-- Objective --
Your task is to quote the material that follows, in full and exactly.

● ● ● ●

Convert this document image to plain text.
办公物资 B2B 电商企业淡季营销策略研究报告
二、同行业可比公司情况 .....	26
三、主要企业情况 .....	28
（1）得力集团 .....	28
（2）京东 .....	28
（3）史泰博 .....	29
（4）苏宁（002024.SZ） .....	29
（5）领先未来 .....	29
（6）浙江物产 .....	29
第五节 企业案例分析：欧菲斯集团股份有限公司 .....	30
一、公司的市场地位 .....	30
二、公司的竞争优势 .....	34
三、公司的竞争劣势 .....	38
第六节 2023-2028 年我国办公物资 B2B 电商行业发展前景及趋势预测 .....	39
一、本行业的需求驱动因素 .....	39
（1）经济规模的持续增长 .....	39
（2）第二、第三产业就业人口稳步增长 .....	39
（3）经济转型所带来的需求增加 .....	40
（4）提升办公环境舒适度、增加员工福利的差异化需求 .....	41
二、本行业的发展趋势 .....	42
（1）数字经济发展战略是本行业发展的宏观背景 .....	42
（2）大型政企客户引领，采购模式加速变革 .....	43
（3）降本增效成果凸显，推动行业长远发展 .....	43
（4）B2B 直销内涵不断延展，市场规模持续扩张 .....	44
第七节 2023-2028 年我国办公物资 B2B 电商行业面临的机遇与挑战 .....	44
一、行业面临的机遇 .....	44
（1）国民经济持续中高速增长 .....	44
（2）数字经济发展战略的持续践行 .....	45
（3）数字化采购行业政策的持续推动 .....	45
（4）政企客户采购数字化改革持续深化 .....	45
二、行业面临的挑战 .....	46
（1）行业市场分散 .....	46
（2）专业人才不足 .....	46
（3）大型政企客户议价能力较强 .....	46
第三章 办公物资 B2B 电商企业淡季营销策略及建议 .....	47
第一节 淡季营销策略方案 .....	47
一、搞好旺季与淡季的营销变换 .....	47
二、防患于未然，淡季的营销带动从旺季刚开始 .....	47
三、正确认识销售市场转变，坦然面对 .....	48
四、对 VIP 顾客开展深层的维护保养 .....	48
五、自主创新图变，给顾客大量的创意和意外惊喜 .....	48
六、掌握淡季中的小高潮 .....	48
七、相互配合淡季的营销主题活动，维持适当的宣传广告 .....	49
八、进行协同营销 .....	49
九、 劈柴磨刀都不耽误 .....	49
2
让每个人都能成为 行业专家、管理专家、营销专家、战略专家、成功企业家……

● ● ● ●

-- Task response --
Convert this document image to plain text.
办公物资 B2B 电商企业淡季营销策略研究报告
二、同行业可比公司情况 .....	26
三、主要企业情况 .....	28
（1）得力集团 .....	28
（2）京东 .....	28
（3）史泰博 .....	29
（4）苏宁（002024.SZ） .....	29
（5）领先未来 .....	29
（6）浙江物产 .....	29
第五节 企业案例分析：欧菲斯集团股份有限公司 .....	30
一、公司的市场地位 .....	30
二、公司的竞争优势 .....	34
三、公司的竞争劣势 .....	38
第六节 2023-2028 年我国办公物资 B2B 电商行业发展前景及趋势预测 .....	39
一、本行业的需求驱动因素 .....	39
（1）经济规模的持续增长 .....	39
（2）第二、第三产业就业人口稳步增长 .....	39
（3）经济转型所带来的需求增加 .....	40
（4）提升办公环境舒适度、增加员工福利的差异化需求 .....	41
二、本行业的发展趋势 .....	42
（1）数字经济发展战略是本行业发展的宏观背景 .....	42
（2）大型政企客户引领，采购模式加速变革 .....	43
（3）降本增效成果凸显，推动行业长远发展 .....	43
（4）B2B 直销内涵不断延展，市场规模持续扩张 .....	44
第七节 2023-2028 年我国办公物资 B2B 电商行业面临的机遇与挑战 .....	44
一、行业面临的机遇 .....	44
（1）国民经济持续中高速增长 .....	44
（2）数字经济发展战略的持续践行 .....	45
（3）数字化采购行业政策的持续推动 .....	45
（4）政企客户采购数字化改革持续深化 .....	45
二、行业面临的挑战 .....	46
（1）行业市场分散 .....	46
（2）专业人才不足 .....	46
（3）大型政企客户议价能力较强 .....	46
第三章 办公物资 B2B 电商企业淡季营销策略及建议 .....	47
第一节 淡季营销策略方案 .....	47
一、搞好旺季与淡季的营销变换 .....	47
二、防患于未然，淡季的营销带动从旺季刚开始 .....	47
三、正确认识销售市场转变，坦然面对 .....	48
四、对 VIP 顾客开展深层的维护保养 .....	48
五、自主创新图变，给顾客大量的创意和意外惊喜 .....	48
六、掌握淡季中的小高潮 .....	48
七、相互配合淡季的营销主题活动，维持适当的宣传广告 .....	49
八、进行协同营销 .....	49
九、 劈柴磨刀都不耽误 .....	49
2
让每个人都能成为 行业专家、管理专家、营销专家、战略专家、成功企业家……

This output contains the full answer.